Document section:

● ● ●

Tool to match torrents/magnets with local files automatically and instantly

slrslr commented 7 years ago

It would bring torrent to the next level if torrent client is aware of my HDD structure (file/folder names, maybe even "file hashes") and when i add torrent/s, then torrent client will search its internal database/index of my HDD contents and match my local files to thee torrent payload files preventing duplicity and greatly saving time finding data, renaming payload or HDD file to match torrent payload files structure.

Software like Everything (Windows) or FSearch (Linux) are indexing millions of files and in maybe 1 second return files that match the name entered.

torrent client will offer me one or more save paths where it found target files or files with same "hash" without me spending time searching and checking files. I can select the SavePath under which to consolidate move the matching payload files it will offer paths where are already downloaded/matched files or custom/default save path where will be then placed remaining files. Not sure if creating symbolic links would be good)
torrent client will maybe even use files from different directories as a source for one torrent payload files
torrent client will match files which file name is different than the torrent's file name.
the file indexing can be paused/resumed by user, computer reset/suspend will not break it. User can select multiple folders on multiple drives which will be indexed
indexing runs with low CPU, IO priority
torrent client will hash newly found files regularly, upon start (some clients does not restart often), or on request.
if external drive is disconnected and some monitored directory is not available, torrent client will ask user to verify the file index configuration instead of deleting big portions or whole hash database just because ext. drive forgot to be connected
when migrating windows/linux, user should be able to update paths (maybe just making the database a non-binary/text file where search and replace can be used) so no need to re-hash terabytes of data again

Libtorrent issue: https://github.com/arvidn/libtorrent/issues/2838

Match torrents and data, remove torrents based on data, cleanup your disk for unseeded files. Autotorrent2 python script: https://github.com/JohnDoee/autotorrent2?tab=readme-ov-file#autotorrent2

Seeker2 commented 7 years ago

Torrents don't contain file hash values except sort-of in the case of single-file torrents, but even then the hash changes depending on the torrent's piece size. If a file is in a multi-file torrent, it probably shares end pieces with other files making a mess for hashing.

What this means is a file's hash cannot be computed in advance and compared against torrents and that eliminates the possibility of making this anywhere near instant. More details here: https://qbforums.shiki.hu/index.php/topic,4425.0.html

dwilbanks commented 7 years ago

I've thought about this quite a bit. Some torrents do include a sha1 attribute on each file, however it's very rare.

What could be done is to check the files have exact file lengths, and those exact file lengths can be compared to and existing directory structure, then in big files look for the individual pieces. Since torrents are broken down into pieces, it's not the entire file that's needed it's the pieces.

From what I understand, this all is moot because the actual downloading is done by libtorrent, not qbittorrent. Any changes of this nature would need to be done by libtorrent.

Ideally there would could be a plugin where libtorrent, or qbittorrent says

"I'm looking for piece x of torrent y" or "I'm looking for a segment of starting at A bytes that is B bytes long and has a sha1hash of C. The total length of the file is D."

That would be a very simple plugin to write and configure.

Godangel commented 5 years ago

I'll try to narrow possible concept for this feature.

Create new entity 'Library' which links to one or more folders/drives. Everything in Library is considered read-only.

● ● ●

Directive: In the thread about matching torrents with local files, which two programs are named as indexing millions of files? You can leave the listing that comes next aside.

● ● ●

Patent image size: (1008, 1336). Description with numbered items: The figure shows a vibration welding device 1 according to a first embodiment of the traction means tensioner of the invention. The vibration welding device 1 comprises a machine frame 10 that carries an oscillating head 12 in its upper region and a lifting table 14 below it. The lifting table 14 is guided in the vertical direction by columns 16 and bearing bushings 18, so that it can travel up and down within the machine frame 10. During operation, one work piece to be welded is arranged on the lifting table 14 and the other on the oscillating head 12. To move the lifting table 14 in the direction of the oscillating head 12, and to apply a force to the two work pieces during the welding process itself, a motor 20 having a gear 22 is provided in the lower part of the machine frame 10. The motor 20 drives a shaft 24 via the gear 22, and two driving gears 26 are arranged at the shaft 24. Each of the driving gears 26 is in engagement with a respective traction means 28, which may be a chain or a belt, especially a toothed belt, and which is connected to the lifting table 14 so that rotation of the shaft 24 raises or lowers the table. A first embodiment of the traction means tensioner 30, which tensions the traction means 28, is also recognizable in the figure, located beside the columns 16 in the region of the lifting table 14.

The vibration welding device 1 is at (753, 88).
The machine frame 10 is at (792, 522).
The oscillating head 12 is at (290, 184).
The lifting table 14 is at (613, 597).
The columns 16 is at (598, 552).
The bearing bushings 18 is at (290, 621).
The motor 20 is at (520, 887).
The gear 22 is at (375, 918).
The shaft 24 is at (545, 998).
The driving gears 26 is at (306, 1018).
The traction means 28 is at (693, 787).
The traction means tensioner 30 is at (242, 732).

● ● ●

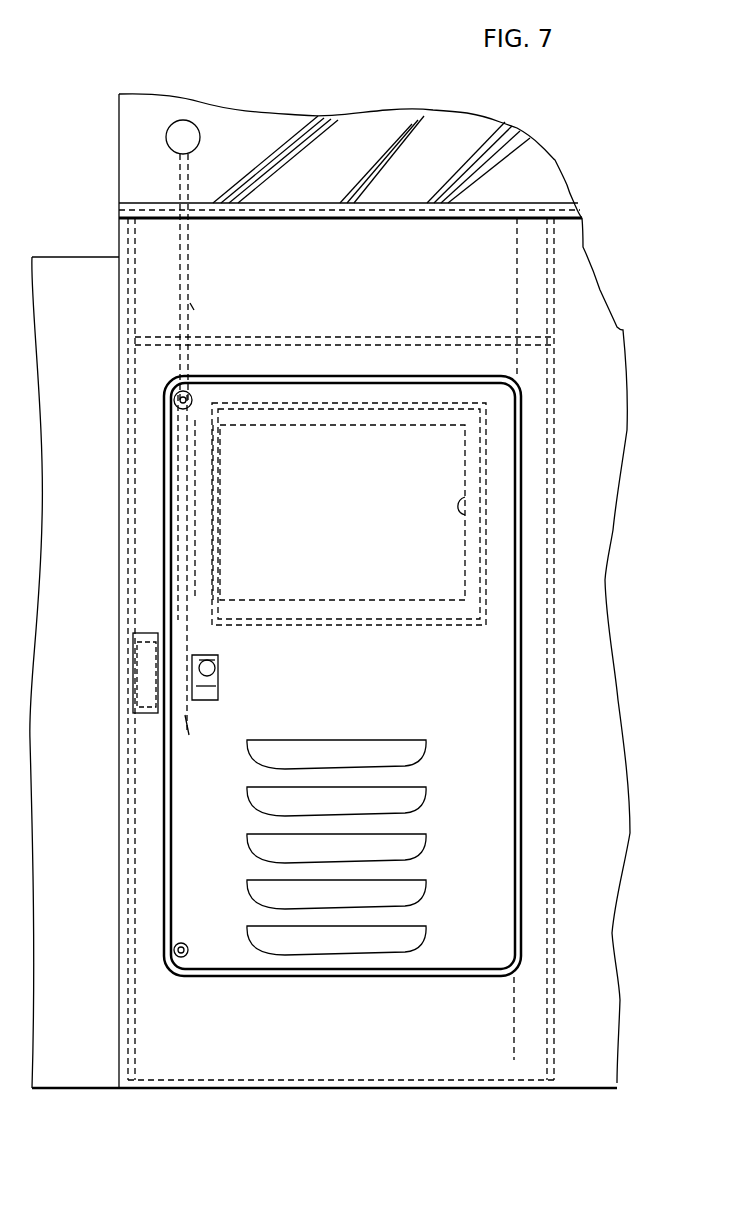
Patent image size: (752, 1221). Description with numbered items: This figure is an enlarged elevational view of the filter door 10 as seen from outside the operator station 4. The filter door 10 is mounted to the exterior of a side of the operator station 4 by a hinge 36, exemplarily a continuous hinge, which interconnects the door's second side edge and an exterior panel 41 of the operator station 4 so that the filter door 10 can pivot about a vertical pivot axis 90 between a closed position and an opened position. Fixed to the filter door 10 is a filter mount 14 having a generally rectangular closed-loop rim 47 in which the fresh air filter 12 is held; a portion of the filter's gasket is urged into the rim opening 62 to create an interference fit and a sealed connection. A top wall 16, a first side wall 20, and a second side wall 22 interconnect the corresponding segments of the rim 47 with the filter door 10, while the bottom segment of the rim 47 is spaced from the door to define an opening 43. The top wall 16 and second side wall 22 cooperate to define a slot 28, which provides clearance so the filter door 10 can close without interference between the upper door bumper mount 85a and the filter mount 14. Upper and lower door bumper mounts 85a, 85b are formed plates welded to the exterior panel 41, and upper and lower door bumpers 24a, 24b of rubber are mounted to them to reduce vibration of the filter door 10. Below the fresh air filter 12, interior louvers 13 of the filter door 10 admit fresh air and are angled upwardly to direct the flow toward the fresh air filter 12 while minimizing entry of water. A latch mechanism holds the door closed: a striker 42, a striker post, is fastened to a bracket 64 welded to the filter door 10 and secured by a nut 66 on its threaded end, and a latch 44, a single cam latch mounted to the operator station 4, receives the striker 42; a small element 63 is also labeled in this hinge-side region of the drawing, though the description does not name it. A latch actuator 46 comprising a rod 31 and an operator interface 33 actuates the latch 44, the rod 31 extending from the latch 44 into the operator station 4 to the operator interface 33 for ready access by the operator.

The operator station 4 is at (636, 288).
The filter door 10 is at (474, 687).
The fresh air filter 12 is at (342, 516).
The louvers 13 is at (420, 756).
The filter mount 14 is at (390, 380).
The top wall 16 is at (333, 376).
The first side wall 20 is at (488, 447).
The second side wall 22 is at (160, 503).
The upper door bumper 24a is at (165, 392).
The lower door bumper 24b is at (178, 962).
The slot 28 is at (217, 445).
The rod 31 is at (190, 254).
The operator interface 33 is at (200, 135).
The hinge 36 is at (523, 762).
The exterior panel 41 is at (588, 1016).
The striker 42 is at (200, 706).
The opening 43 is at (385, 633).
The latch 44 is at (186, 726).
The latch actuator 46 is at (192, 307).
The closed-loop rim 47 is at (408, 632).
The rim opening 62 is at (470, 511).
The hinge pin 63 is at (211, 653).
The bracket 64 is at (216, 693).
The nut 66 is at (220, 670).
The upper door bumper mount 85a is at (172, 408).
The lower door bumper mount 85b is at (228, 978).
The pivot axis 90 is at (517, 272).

● ● ●

Solution: Everything (Windows) and FSearch (Linux).